## Directions for this task
Reproduce all entries word for word.

· · · · · · ·

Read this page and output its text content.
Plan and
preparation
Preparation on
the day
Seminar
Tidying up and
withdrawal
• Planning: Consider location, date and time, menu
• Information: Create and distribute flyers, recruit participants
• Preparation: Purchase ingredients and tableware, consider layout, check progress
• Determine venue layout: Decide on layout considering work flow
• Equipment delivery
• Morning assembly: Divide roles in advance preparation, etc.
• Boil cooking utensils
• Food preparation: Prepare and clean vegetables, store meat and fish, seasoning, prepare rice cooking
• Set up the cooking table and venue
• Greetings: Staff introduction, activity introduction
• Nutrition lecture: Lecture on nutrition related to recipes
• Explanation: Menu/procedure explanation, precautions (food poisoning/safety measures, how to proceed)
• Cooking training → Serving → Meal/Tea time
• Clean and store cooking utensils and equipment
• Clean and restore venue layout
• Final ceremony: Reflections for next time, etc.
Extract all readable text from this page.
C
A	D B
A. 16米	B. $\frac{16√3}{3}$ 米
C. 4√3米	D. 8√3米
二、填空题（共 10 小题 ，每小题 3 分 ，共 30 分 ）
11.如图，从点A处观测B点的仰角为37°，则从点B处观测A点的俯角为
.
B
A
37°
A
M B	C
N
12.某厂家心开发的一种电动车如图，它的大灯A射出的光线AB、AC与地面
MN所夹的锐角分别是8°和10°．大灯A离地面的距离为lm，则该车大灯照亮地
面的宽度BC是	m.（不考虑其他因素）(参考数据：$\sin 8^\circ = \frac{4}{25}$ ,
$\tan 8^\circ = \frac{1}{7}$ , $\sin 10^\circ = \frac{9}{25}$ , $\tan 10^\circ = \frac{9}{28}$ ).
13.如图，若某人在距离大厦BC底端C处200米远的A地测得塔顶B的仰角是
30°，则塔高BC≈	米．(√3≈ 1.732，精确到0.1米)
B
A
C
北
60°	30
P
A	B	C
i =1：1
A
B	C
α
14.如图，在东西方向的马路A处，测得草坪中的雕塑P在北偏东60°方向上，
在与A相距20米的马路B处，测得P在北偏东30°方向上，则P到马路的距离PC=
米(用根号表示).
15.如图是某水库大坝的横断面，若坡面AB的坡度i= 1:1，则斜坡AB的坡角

· · · · · · ·

## Answer
Read this page and output its text content.
Plan and
preparation
Preparation on
the day
Seminar
Tidying up and
withdrawal
• Planning: Consider location, date and time, menu
• Information: Create and distribute flyers, recruit participants
• Preparation: Purchase ingredients and tableware, consider layout, check progress
• Determine venue layout: Decide on layout considering work flow
• Equipment delivery
• Morning assembly: Divide roles in advance preparation, etc.
• Boil cooking utensils
• Food preparation: Prepare and clean vegetables, store meat and fish, seasoning, prepare rice cooking
• Set up the cooking table and venue
• Greetings: Staff introduction, activity introduction
• Nutrition lecture: Lecture on nutrition related to recipes
• Explanation: Menu/procedure explanation, precautions (food poisoning/safety measures, how to proceed)
• Cooking training → Serving → Meal/Tea time
• Clean and store cooking utensils and equipment
• Clean and restore venue layout
• Final ceremony: Reflections for next time, etc.
Extract all readable text from this page.
C
A	D B
A. 16米	B. $\frac{16√3}{3}$ 米
C. 4√3米	D. 8√3米
二、填空题（共 10 小题 ，每小题 3 分 ，共 30 分 ）
11.如图，从点A处观测B点的仰角为37°，则从点B处观测A点的俯角为
.
B
A
37°
A
M B	C
N
12.某厂家心开发的一种电动车如图，它的大灯A射出的光线AB、AC与地面
MN所夹的锐角分别是8°和10°．大灯A离地面的距离为lm，则该车大灯照亮地
面的宽度BC是	m.（不考虑其他因素）(参考数据：$\sin 8^\circ = \frac{4}{25}$ ,
$\tan 8^\circ = \frac{1}{7}$ , $\sin 10^\circ = \frac{9}{25}$ , $\tan 10^\circ = \frac{9}{28}$ ).
13.如图，若某人在距离大厦BC底端C处200米远的A地测得塔顶B的仰角是
30°，则塔高BC≈	米．(√3≈ 1.732，精确到0.1米)
B
A
C
北
60°	30
P
A	B	C
i =1：1
A
B	C
α
14.如图，在东西方向的马路A处，测得草坪中的雕塑P在北偏东60°方向上，
在与A相距20米的马路B处，测得P在北偏东30°方向上，则P到马路的距离PC=
米(用根号表示).
15.如图是某水库大坝的横断面，若坡面AB的坡度i= 1:1，则斜坡AB的坡角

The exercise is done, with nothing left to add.